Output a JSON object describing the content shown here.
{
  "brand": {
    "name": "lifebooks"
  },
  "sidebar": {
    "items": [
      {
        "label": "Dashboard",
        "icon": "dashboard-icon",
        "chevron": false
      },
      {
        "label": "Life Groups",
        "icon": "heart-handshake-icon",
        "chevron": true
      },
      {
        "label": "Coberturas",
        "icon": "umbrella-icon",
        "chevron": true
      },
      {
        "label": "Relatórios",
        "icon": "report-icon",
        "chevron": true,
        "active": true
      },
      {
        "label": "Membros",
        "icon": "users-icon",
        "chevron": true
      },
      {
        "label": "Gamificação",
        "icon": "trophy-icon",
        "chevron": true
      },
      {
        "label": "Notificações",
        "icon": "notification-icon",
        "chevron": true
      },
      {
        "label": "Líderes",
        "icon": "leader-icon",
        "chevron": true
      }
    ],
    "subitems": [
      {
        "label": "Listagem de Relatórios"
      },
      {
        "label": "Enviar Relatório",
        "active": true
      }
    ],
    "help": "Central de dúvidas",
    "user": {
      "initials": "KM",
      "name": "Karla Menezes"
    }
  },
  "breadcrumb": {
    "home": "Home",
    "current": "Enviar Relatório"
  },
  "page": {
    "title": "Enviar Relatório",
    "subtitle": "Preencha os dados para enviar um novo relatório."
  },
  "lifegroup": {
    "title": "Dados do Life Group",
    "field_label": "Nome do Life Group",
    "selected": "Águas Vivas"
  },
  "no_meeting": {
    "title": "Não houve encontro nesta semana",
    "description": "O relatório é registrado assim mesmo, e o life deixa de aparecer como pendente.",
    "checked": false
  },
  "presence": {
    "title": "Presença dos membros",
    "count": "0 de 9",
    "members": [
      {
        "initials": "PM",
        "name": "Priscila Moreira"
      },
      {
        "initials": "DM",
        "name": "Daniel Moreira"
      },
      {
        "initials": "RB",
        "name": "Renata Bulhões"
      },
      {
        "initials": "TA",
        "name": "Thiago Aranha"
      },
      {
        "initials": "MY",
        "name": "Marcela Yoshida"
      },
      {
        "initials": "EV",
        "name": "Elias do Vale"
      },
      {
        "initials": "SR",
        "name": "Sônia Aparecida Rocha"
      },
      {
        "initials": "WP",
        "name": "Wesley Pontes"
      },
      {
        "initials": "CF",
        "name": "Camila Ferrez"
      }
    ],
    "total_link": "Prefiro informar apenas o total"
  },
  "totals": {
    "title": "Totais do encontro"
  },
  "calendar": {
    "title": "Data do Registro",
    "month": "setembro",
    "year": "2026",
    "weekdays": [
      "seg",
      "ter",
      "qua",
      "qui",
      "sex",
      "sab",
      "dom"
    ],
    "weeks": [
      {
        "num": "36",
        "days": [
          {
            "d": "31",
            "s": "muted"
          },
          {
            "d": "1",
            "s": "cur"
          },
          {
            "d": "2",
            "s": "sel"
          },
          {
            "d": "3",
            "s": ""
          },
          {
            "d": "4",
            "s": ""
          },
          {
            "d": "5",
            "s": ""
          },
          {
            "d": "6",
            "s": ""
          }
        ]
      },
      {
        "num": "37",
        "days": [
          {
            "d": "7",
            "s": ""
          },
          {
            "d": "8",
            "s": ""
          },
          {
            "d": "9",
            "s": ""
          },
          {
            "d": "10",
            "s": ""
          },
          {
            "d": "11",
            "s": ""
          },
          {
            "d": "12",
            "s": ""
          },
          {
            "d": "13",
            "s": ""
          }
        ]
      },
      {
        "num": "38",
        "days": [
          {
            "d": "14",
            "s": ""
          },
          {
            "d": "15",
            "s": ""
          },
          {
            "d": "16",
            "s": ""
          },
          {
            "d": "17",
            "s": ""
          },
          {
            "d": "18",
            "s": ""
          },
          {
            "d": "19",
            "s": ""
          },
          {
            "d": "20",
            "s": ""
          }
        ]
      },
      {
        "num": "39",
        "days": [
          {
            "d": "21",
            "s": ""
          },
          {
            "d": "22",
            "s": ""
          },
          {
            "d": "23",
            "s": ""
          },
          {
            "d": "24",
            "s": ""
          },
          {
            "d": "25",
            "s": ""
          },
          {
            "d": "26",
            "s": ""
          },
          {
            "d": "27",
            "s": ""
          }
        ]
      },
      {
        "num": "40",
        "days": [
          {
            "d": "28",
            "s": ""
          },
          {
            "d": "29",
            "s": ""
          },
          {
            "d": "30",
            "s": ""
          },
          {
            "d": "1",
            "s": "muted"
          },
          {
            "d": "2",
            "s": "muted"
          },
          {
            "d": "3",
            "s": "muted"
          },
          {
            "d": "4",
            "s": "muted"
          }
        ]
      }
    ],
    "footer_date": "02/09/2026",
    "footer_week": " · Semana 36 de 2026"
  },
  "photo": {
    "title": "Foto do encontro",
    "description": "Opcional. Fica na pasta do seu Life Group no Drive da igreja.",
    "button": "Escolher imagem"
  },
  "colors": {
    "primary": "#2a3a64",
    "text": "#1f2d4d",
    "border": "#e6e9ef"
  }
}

──────

GIVEN TASK:
Quote each line above in full, word for word.

ANSWER TO THE PROBLEM:
Output a JSON object describing the content shown here.
{
  "brand": {
    "name": "lifebooks"
  },
  "sidebar": {
    "items": [
      {
        "label": "Dashboard",
        "icon": "dashboard-icon",
        "chevron": false
      },
      {
        "label": "Life Groups",
        "icon": "heart-handshake-icon",
        "chevron": true
      },
      {
        "label": "Coberturas",
        "icon": "umbrella-icon",
        "chevron": true
      },
      {
        "label": "Relatórios",
        "icon": "report-icon",
        "chevron": true,
        "active": true
      },
      {
        "label": "Membros",
        "icon": "users-icon",
        "chevron": true
      },
      {
        "label": "Gamificação",
        "icon": "trophy-icon",
        "chevron": true
      },
      {
        "label": "Notificações",
        "icon": "notification-icon",
        "chevron": true
      },
      {
        "label": "Líderes",
        "icon": "leader-icon",
        "chevron": true
      }
    ],
    "subitems": [
      {
        "label": "Listagem de Relatórios"
      },
      {
        "label": "Enviar Relatório",
        "active": true
      }
    ],
    "help": "Central de dúvidas",
    "user": {
      "initials": "KM",
      "name": "Karla Menezes"
    }
  },
  "breadcrumb": {
    "home": "Home",
    "current": "Enviar Relatório"
  },
  "page": {
    "title": "Enviar Relatório",
    "subtitle": "Preencha os dados para enviar um novo relatório."
  },
  "lifegroup": {
    "title": "Dados do Life Group",
    "field_label": "Nome do Life Group",
    "selected": "Águas Vivas"
  },
  "no_meeting": {
    "title": "Não houve encontro nesta semana",
    "description": "O relatório é registrado assim mesmo, e o life deixa de aparecer como pendente.",
    "checked": false
  },
  "presence": {
    "title": "Presença dos membros",
    "count": "0 de 9",
    "members": [
      {
        "initials": "PM",
        "name": "Priscila Moreira"
      },
      {
        "initials": "DM",
        "name": "Daniel Moreira"
      },
      {
        "initials": "RB",
        "name": "Renata Bulhões"
      },
      {
        "initials": "TA",
        "name": "Thiago Aranha"
      },
      {
        "initials": "MY",
        "name": "Marcela Yoshida"
      },
      {
        "initials": "EV",
        "name": "Elias do Vale"
      },
      {
        "initials": "SR",
        "name": "Sônia Aparecida Rocha"
      },
      {
        "initials": "WP",
        "name": "Wesley Pontes"
      },
      {
        "initials": "CF",
        "name": "Camila Ferrez"
      }
    ],
    "total_link": "Prefiro informar apenas o total"
  },
  "totals": {
    "title": "Totais do encontro"
  },
  "calendar": {
    "title": "Data do Registro",
    "month": "setembro",
    "year": "2026",
    "weekdays": [
      "seg",
      "ter",
      "qua",
      "qui",
      "sex",
      "sab",
      "dom"
    ],
    "weeks": [
      {
        "num": "36",
        "days": [
          {
            "d": "31",
            "s": "muted"
          },
          {
            "d": "1",
            "s": "cur"
          },
          {
            "d": "2",
            "s": "sel"
          },
          {
            "d": "3",
            "s": ""
          },
          {
            "d": "4",
            "s": ""
          },
          {
            "d": "5",
            "s": ""
          },
          {
            "d": "6",
            "s": ""
          }
        ]
      },
      {
        "num": "37",
        "days": [
          {
            "d": "7",
            "s": ""
          },
          {
            "d": "8",
            "s": ""
          },
          {
            "d": "9",
            "s": ""
          },
          {
            "d": "10",
            "s": ""
          },
          {
            "d": "11",
            "s": ""
          },
          {
            "d": "12",
            "s": ""
          },
          {
            "d": "13",
            "s": ""
          }
        ]
      },
      {
        "num": "38",
        "days": [
          {
            "d": "14",
            "s": ""
          },
          {
            "d": "15",
            "s": ""
          },
          {
            "d": "16",
            "s": ""
          },
          {
            "d": "17",
            "s": ""
          },
          {
            "d": "18",
            "s": ""
          },
          {
            "d": "19",
            "s": ""
          },
          {
            "d": "20",
            "s": ""
          }
        ]
      },
      {
        "num": "39",
        "days": [
          {
            "d": "21",
            "s": ""
          },
          {
            "d": "22",
            "s": ""
          },
          {
            "d": "23",
            "s": ""
          },
          {
            "d": "24",
            "s": ""
          },
          {
            "d": "25",
            "s": ""
          },
          {
            "d": "26",
            "s": ""
          },
          {
            "d": "27",
            "s": ""
          }
        ]
      },
      {
        "num": "40",
        "days": [
          {
            "d": "28",
            "s": ""
          },
          {
            "d": "29",
            "s": ""
          },
          {
            "d": "30",
            "s": ""
          },
          {
            "d": "1",
            "s": "muted"
          },
          {
            "d": "2",
            "s": "muted"
          },
          {
            "d": "3",
            "s": "muted"
          },
          {
            "d": "4",
            "s": "muted"
          }
        ]
      }
    ],
    "footer_date": "02/09/2026",
    "footer_week": " · Semana 36 de 2026"
  },
  "photo": {
    "title": "Foto do encontro",
    "description": "Opcional. Fica na pasta do seu Life Group no Drive da igreja.",
    "button": "Escolher imagem"
  },
  "colors": {
    "primary": "#2a3a64",
    "text": "#1f2d4d",
    "border": "#e6e9ef"
  }
}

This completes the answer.